Written exercise — Reproduce all the items below, putting "tick-icon" wherever "checkmark-icon" occurs and keeping everything else unchanged.

Items from a data source —
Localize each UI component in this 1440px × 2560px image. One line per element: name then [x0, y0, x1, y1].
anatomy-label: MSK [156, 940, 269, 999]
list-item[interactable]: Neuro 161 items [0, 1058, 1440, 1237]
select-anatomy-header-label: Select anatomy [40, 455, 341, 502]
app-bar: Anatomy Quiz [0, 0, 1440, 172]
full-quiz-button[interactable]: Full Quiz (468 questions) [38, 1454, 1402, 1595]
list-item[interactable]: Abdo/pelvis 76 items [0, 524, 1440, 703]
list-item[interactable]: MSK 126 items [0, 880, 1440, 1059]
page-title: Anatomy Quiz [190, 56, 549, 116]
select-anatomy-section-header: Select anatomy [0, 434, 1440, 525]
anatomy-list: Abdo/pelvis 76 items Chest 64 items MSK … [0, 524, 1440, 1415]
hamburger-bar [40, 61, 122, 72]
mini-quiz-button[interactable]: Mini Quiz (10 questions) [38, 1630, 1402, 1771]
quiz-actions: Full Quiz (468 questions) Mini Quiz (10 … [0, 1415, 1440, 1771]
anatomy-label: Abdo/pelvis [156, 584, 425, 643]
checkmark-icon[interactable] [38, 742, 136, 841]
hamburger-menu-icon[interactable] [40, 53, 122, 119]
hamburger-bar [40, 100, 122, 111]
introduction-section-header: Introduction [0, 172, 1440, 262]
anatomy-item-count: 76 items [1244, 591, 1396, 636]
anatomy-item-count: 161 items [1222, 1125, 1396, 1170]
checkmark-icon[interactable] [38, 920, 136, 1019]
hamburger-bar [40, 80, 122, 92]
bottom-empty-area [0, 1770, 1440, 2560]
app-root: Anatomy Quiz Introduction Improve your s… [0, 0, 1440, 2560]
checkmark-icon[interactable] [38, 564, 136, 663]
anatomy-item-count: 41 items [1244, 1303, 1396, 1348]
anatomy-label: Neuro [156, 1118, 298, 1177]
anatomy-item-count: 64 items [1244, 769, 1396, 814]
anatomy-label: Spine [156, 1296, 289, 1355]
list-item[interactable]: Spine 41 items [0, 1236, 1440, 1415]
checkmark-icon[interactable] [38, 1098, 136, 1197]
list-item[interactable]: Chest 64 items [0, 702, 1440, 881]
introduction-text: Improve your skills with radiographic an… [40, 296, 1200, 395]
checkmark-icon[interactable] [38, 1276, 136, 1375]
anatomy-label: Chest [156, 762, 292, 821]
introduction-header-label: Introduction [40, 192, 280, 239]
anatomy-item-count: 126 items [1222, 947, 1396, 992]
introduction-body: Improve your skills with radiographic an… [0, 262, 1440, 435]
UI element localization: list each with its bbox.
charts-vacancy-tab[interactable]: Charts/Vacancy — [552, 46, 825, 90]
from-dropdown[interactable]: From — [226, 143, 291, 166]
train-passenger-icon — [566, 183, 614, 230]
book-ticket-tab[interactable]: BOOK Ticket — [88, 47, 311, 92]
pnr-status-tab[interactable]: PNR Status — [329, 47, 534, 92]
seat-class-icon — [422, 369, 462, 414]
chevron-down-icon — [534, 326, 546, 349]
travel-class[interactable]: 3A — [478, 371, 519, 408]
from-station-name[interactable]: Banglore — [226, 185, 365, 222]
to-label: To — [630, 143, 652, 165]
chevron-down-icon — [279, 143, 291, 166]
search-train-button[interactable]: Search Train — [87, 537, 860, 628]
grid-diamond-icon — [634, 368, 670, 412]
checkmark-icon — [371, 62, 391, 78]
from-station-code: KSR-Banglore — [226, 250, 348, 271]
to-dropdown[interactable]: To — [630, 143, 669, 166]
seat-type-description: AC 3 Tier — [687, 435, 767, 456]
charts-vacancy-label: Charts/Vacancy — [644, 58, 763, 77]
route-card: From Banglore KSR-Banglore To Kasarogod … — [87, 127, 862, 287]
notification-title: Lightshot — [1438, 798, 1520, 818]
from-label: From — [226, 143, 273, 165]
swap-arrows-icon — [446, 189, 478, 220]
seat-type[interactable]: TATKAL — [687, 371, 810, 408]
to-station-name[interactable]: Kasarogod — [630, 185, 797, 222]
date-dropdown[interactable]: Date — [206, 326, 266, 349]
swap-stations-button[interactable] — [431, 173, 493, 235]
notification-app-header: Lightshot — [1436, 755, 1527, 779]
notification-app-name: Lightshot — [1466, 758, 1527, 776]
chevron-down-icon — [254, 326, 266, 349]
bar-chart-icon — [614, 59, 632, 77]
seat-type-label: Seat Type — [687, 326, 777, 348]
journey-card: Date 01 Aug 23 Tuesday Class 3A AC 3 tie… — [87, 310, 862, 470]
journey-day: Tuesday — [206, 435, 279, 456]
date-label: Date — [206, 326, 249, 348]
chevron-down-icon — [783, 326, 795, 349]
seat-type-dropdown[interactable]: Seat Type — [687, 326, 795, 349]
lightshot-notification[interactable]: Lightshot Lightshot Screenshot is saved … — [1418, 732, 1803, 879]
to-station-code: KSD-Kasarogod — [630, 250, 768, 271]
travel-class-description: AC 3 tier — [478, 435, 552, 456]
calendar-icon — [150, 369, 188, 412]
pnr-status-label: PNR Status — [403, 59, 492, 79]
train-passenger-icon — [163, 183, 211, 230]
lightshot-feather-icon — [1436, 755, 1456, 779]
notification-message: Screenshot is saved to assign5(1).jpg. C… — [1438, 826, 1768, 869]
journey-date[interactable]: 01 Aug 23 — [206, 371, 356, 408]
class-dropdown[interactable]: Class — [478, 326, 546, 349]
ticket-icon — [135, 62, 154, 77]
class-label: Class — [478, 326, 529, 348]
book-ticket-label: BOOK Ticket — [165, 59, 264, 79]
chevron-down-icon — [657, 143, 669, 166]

Correct response —
Localize each UI component in this 1440px × 2560px image. One line per element: name then [x0, y0, x1, y1].
anatomy-label: MSK [156, 940, 269, 999]
list-item[interactable]: Neuro 161 items [0, 1058, 1440, 1237]
select-anatomy-header-label: Select anatomy [40, 455, 341, 502]
app-bar: Anatomy Quiz [0, 0, 1440, 172]
full-quiz-button[interactable]: Full Quiz (468 questions) [38, 1454, 1402, 1595]
list-item[interactable]: Abdo/pelvis 76 items [0, 524, 1440, 703]
list-item[interactable]: MSK 126 items [0, 880, 1440, 1059]
page-title: Anatomy Quiz [190, 56, 549, 116]
select-anatomy-section-header: Select anatomy [0, 434, 1440, 525]
anatomy-list: Abdo/pelvis 76 items Chest 64 items MSK … [0, 524, 1440, 1415]
hamburger-bar [40, 61, 122, 72]
mini-quiz-button[interactable]: Mini Quiz (10 questions) [38, 1630, 1402, 1771]
quiz-actions: Full Quiz (468 questions) Mini Quiz (10 … [0, 1415, 1440, 1771]
anatomy-label: Abdo/pelvis [156, 584, 425, 643]
tick-icon[interactable] [38, 742, 136, 841]
hamburger-menu-icon[interactable] [40, 53, 122, 119]
hamburger-bar [40, 100, 122, 111]
introduction-section-header: Introduction [0, 172, 1440, 262]
anatomy-item-count: 76 items [1244, 591, 1396, 636]
anatomy-item-count: 161 items [1222, 1125, 1396, 1170]
tick-icon[interactable] [38, 920, 136, 1019]
hamburger-bar [40, 80, 122, 92]
bottom-empty-area [0, 1770, 1440, 2560]
app-root: Anatomy Quiz Introduction Improve your s… [0, 0, 1440, 2560]
tick-icon[interactable] [38, 564, 136, 663]
anatomy-item-count: 41 items [1244, 1303, 1396, 1348]
anatomy-label: Neuro [156, 1118, 298, 1177]
anatomy-item-count: 64 items [1244, 769, 1396, 814]
anatomy-label: Spine [156, 1296, 289, 1355]
list-item[interactable]: Spine 41 items [0, 1236, 1440, 1415]
tick-icon[interactable] [38, 1098, 136, 1197]
list-item[interactable]: Chest 64 items [0, 702, 1440, 881]
introduction-text: Improve your skills with radiographic an… [40, 296, 1200, 395]
tick-icon[interactable] [38, 1276, 136, 1375]
anatomy-label: Chest [156, 762, 292, 821]
introduction-header-label: Introduction [40, 192, 280, 239]
anatomy-item-count: 126 items [1222, 947, 1396, 992]
introduction-body: Improve your skills with radiographic an… [0, 262, 1440, 435]
UI element localization: list each with its bbox.
charts-vacancy-tab[interactable]: Charts/Vacancy — [552, 46, 825, 90]
from-dropdown[interactable]: From — [226, 143, 291, 166]
train-passenger-icon — [566, 183, 614, 230]
book-ticket-tab[interactable]: BOOK Ticket — [88, 47, 311, 92]
pnr-status-tab[interactable]: PNR Status — [329, 47, 534, 92]
seat-class-icon — [422, 369, 462, 414]
chevron-down-icon — [534, 326, 546, 349]
travel-class[interactable]: 3A — [478, 371, 519, 408]
from-station-name[interactable]: Banglore — [226, 185, 365, 222]
to-label: To — [630, 143, 652, 165]
chevron-down-icon — [279, 143, 291, 166]
search-train-button[interactable]: Search Train — [87, 537, 860, 628]
grid-diamond-icon — [634, 368, 670, 412]
tick-icon — [371, 62, 391, 78]
from-station-code: KSR-Banglore — [226, 250, 348, 271]
to-dropdown[interactable]: To — [630, 143, 669, 166]
seat-type-description: AC 3 Tier — [687, 435, 767, 456]
charts-vacancy-label: Charts/Vacancy — [644, 58, 763, 77]
route-card: From Banglore KSR-Banglore To Kasarogod … — [87, 127, 862, 287]
notification-title: Lightshot — [1438, 798, 1520, 818]
from-label: From — [226, 143, 273, 165]
swap-arrows-icon — [446, 189, 478, 220]
seat-type[interactable]: TATKAL — [687, 371, 810, 408]
to-station-name[interactable]: Kasarogod — [630, 185, 797, 222]
date-dropdown[interactable]: Date — [206, 326, 266, 349]
swap-stations-button[interactable] — [431, 173, 493, 235]
notification-app-header: Lightshot — [1436, 755, 1527, 779]
notification-app-name: Lightshot — [1466, 758, 1527, 776]
chevron-down-icon — [254, 326, 266, 349]
bar-chart-icon — [614, 59, 632, 77]
seat-type-label: Seat Type — [687, 326, 777, 348]
journey-card: Date 01 Aug 23 Tuesday Class 3A AC 3 tie… — [87, 310, 862, 470]
journey-day: Tuesday — [206, 435, 279, 456]
date-label: Date — [206, 326, 249, 348]
chevron-down-icon — [783, 326, 795, 349]
seat-type-dropdown[interactable]: Seat Type — [687, 326, 795, 349]
lightshot-notification[interactable]: Lightshot Lightshot Screenshot is saved … — [1418, 732, 1803, 879]
to-station-code: KSD-Kasarogod — [630, 250, 768, 271]
travel-class-description: AC 3 tier — [478, 435, 552, 456]
calendar-icon — [150, 369, 188, 412]
pnr-status-label: PNR Status — [403, 59, 492, 79]
train-passenger-icon — [163, 183, 211, 230]
lightshot-feather-icon — [1436, 755, 1456, 779]
notification-message: Screenshot is saved to assign5(1).jpg. C… — [1438, 826, 1768, 869]
journey-date[interactable]: 01 Aug 23 — [206, 371, 356, 408]
class-dropdown[interactable]: Class — [478, 326, 546, 349]
ticket-icon — [135, 62, 154, 77]
class-label: Class — [478, 326, 529, 348]
book-ticket-label: BOOK Ticket — [165, 59, 264, 79]
chevron-down-icon — [657, 143, 669, 166]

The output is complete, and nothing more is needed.